Every line that contains "JSON" counts once; give the total number of such lines, with no other words.

-------

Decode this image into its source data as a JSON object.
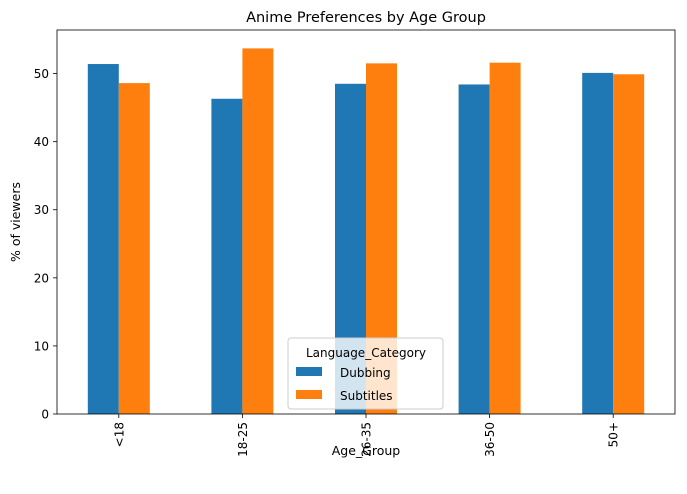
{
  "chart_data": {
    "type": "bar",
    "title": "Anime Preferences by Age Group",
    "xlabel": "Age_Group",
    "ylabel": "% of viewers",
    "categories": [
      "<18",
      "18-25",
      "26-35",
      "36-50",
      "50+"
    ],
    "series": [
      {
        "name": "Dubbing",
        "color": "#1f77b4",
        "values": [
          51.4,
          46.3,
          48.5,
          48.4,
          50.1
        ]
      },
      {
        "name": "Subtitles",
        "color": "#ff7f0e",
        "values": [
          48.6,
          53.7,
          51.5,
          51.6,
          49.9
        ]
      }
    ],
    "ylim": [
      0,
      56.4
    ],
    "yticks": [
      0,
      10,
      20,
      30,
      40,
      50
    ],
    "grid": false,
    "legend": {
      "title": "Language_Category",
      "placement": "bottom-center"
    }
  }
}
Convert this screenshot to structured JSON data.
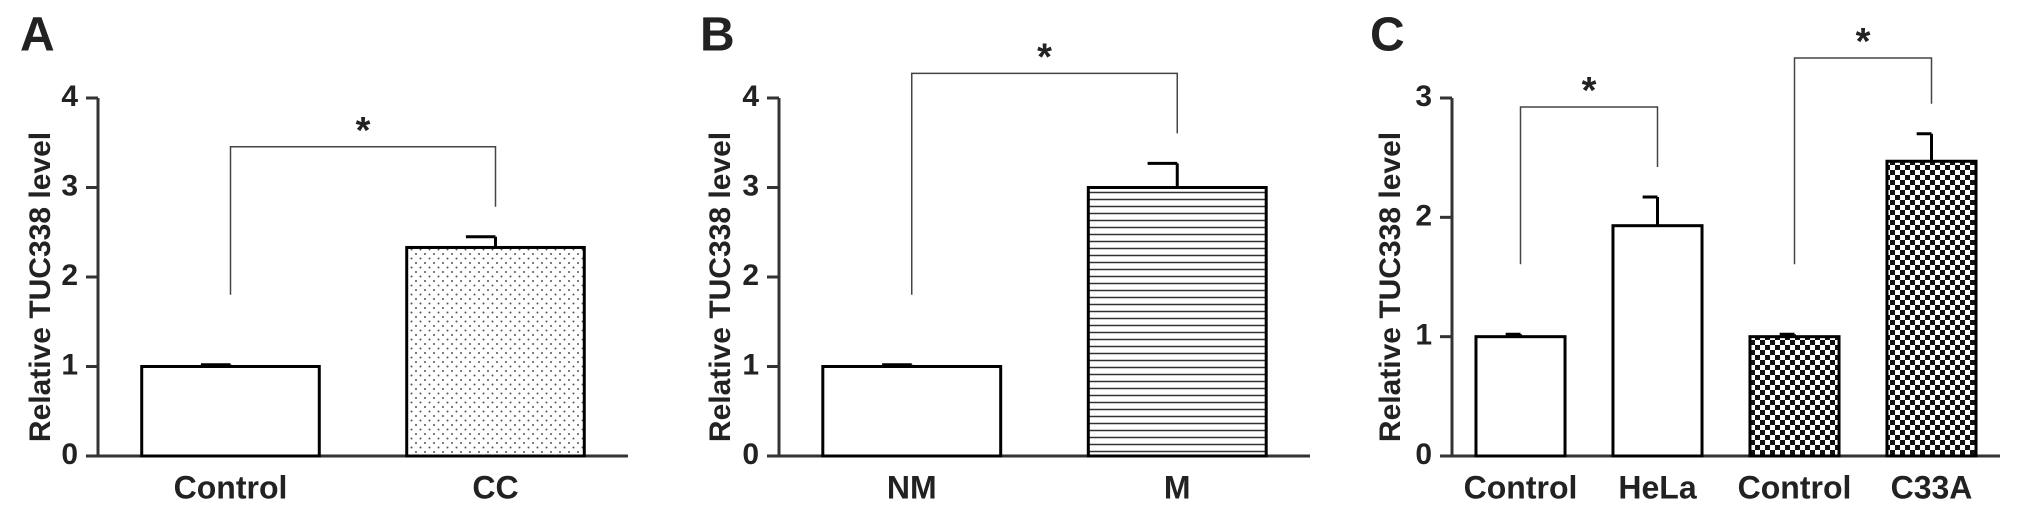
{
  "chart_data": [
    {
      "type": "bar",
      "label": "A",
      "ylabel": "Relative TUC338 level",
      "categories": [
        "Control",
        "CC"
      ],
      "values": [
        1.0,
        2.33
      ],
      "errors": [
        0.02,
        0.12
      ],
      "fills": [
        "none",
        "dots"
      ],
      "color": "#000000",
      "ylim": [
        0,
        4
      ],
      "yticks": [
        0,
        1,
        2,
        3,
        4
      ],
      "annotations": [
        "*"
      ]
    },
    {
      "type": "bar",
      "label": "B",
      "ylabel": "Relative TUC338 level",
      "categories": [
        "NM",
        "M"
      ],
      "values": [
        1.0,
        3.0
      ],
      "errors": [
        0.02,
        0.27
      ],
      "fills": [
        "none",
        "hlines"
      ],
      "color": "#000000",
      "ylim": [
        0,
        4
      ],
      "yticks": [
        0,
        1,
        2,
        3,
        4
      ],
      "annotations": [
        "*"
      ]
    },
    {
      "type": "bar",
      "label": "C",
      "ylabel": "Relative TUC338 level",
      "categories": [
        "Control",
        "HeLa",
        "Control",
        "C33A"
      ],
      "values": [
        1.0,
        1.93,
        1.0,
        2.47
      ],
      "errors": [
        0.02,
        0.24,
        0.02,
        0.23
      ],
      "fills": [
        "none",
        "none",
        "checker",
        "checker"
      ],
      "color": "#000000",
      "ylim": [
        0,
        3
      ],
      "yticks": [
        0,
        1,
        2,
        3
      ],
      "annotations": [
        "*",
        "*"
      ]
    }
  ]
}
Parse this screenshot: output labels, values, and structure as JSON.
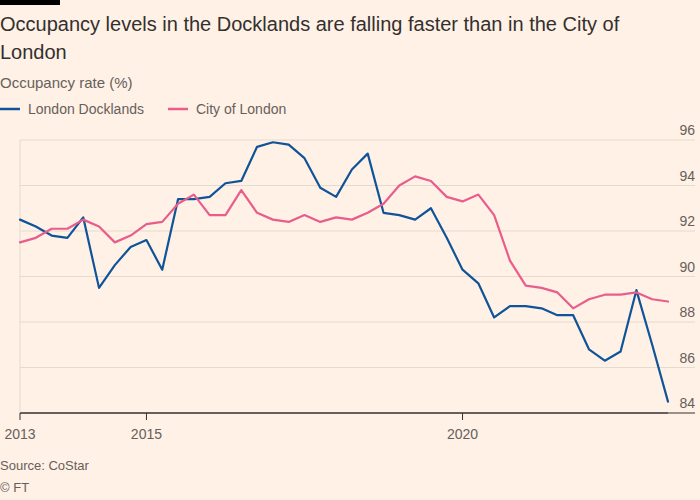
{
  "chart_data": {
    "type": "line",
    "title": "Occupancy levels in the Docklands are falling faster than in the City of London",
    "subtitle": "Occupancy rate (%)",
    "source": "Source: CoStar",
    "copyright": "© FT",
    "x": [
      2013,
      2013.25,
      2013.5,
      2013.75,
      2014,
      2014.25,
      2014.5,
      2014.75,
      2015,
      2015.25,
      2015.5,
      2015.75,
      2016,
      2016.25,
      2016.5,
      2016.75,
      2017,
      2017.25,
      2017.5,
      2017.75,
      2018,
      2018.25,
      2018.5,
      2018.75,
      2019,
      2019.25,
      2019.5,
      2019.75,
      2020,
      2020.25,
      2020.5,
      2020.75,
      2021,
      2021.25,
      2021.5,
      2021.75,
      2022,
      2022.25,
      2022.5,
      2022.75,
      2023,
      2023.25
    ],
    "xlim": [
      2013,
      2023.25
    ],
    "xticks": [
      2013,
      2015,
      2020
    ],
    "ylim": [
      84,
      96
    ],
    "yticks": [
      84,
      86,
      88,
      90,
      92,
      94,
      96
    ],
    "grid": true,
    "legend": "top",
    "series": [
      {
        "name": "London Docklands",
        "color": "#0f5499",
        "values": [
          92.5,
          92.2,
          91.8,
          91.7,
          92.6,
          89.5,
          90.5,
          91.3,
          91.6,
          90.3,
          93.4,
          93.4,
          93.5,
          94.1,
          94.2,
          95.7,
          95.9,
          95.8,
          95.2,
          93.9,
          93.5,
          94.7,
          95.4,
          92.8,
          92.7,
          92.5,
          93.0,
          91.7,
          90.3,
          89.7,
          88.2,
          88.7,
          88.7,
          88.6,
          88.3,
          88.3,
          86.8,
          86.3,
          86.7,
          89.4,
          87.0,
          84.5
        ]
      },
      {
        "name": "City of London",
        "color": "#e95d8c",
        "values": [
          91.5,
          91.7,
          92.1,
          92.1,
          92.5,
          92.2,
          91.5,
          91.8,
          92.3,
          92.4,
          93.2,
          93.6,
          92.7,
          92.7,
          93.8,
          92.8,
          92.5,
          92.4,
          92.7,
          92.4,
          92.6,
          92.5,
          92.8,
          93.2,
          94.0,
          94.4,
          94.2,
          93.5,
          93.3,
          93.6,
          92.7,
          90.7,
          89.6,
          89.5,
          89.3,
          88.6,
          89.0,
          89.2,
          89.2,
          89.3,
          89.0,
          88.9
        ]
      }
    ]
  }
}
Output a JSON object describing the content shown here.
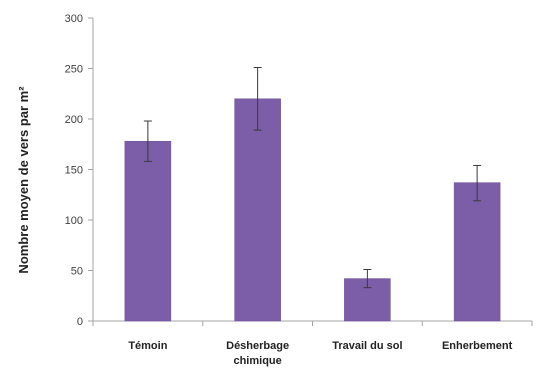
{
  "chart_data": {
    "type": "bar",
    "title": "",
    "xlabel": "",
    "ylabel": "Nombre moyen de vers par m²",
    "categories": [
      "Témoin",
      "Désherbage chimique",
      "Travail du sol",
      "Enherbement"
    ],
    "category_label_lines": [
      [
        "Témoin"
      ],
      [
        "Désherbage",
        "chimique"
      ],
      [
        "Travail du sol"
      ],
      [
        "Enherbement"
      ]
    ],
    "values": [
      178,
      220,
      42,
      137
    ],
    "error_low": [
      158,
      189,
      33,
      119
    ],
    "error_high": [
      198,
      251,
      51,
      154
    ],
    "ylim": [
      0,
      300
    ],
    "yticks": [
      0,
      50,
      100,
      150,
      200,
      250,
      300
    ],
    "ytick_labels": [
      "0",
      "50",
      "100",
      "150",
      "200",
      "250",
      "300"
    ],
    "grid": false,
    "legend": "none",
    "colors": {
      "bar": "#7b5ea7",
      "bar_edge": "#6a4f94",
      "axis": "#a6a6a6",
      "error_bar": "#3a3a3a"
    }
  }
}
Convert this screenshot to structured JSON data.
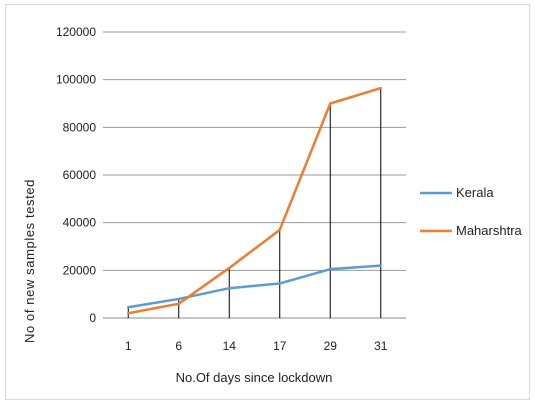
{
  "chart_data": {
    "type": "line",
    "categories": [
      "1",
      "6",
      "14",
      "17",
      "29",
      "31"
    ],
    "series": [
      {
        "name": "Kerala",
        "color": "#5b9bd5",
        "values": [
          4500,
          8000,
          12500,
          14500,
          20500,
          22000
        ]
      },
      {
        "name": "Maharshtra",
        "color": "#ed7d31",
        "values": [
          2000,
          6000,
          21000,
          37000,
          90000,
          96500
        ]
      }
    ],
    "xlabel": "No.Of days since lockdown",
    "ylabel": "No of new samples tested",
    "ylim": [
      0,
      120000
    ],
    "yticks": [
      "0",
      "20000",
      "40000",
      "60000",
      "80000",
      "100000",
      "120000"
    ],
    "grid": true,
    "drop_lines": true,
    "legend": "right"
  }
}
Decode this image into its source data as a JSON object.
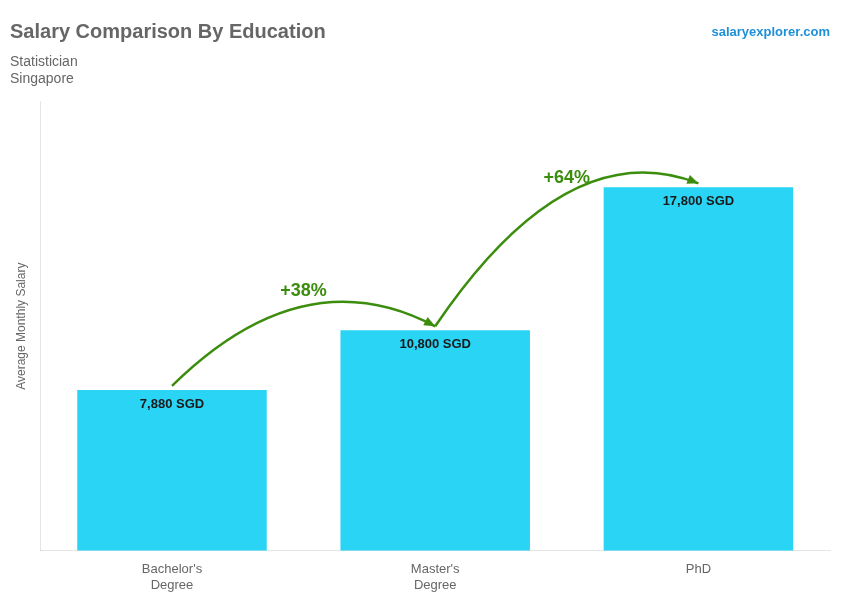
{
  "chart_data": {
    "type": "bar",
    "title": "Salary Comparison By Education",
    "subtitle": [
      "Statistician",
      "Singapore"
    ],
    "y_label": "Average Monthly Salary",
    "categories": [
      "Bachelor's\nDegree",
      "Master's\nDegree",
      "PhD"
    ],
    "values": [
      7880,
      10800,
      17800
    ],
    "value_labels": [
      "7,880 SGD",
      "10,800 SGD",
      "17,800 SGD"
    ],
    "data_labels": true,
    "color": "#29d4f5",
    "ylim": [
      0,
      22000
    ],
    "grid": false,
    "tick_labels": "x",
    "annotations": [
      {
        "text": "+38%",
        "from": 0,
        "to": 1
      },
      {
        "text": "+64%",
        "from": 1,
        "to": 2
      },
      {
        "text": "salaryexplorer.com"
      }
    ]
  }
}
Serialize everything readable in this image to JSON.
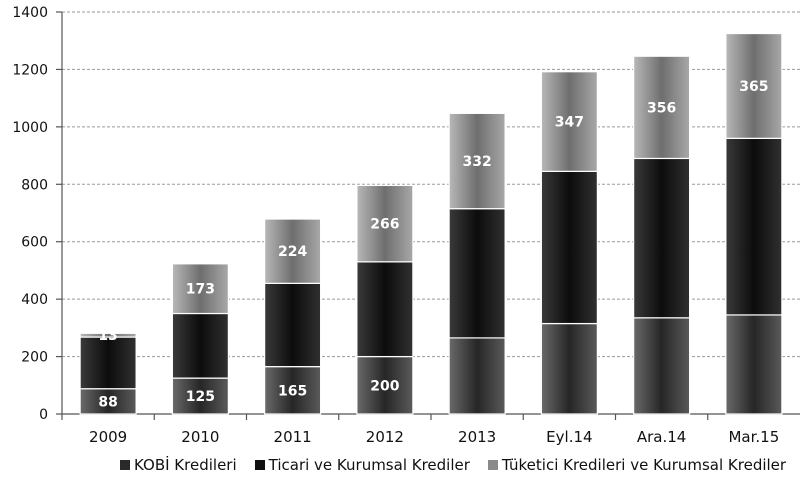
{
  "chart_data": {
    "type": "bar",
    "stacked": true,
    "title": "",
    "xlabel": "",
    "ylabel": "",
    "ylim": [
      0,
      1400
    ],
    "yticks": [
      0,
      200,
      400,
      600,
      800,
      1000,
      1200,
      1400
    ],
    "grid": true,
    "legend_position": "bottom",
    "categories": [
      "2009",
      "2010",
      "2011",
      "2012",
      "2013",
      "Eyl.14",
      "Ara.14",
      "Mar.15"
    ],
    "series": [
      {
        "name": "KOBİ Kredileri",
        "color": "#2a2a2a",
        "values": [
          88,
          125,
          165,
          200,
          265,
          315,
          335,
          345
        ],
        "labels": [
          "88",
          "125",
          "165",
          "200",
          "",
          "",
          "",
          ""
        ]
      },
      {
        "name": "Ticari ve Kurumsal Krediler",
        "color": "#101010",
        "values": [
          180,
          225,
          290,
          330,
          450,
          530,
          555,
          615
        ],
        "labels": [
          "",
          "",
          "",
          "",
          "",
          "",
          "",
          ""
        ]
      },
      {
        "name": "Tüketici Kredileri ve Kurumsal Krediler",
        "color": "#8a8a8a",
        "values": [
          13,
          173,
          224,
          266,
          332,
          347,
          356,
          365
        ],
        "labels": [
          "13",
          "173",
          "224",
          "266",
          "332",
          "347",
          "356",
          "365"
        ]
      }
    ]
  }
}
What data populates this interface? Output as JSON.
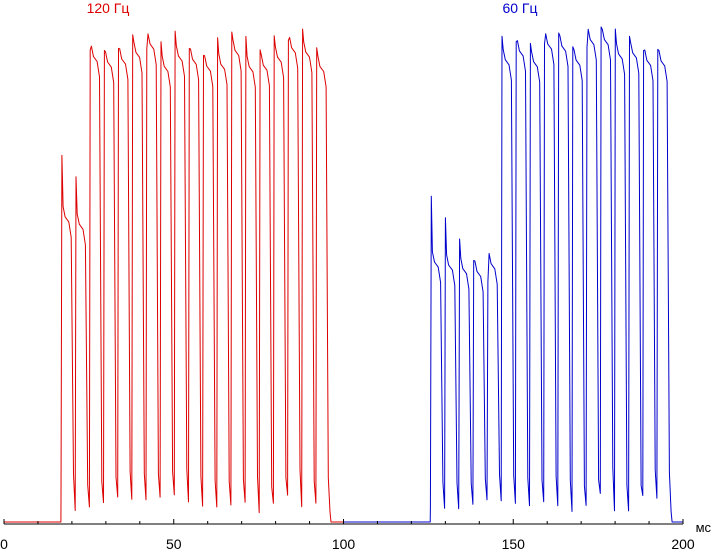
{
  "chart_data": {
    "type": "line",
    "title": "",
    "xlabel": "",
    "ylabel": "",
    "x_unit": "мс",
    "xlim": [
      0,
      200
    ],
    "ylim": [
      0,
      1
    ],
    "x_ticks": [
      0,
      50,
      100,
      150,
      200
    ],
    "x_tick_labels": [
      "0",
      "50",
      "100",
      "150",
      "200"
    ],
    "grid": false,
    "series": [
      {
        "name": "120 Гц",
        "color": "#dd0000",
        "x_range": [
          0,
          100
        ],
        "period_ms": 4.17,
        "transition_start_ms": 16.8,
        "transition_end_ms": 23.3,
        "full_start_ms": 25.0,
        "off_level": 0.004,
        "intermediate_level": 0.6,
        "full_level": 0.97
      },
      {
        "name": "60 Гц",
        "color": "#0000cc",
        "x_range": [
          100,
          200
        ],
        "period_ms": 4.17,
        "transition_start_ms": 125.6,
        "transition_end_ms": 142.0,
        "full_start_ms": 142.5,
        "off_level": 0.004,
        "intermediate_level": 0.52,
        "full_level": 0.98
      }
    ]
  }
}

-------

▶ _The solution_:
8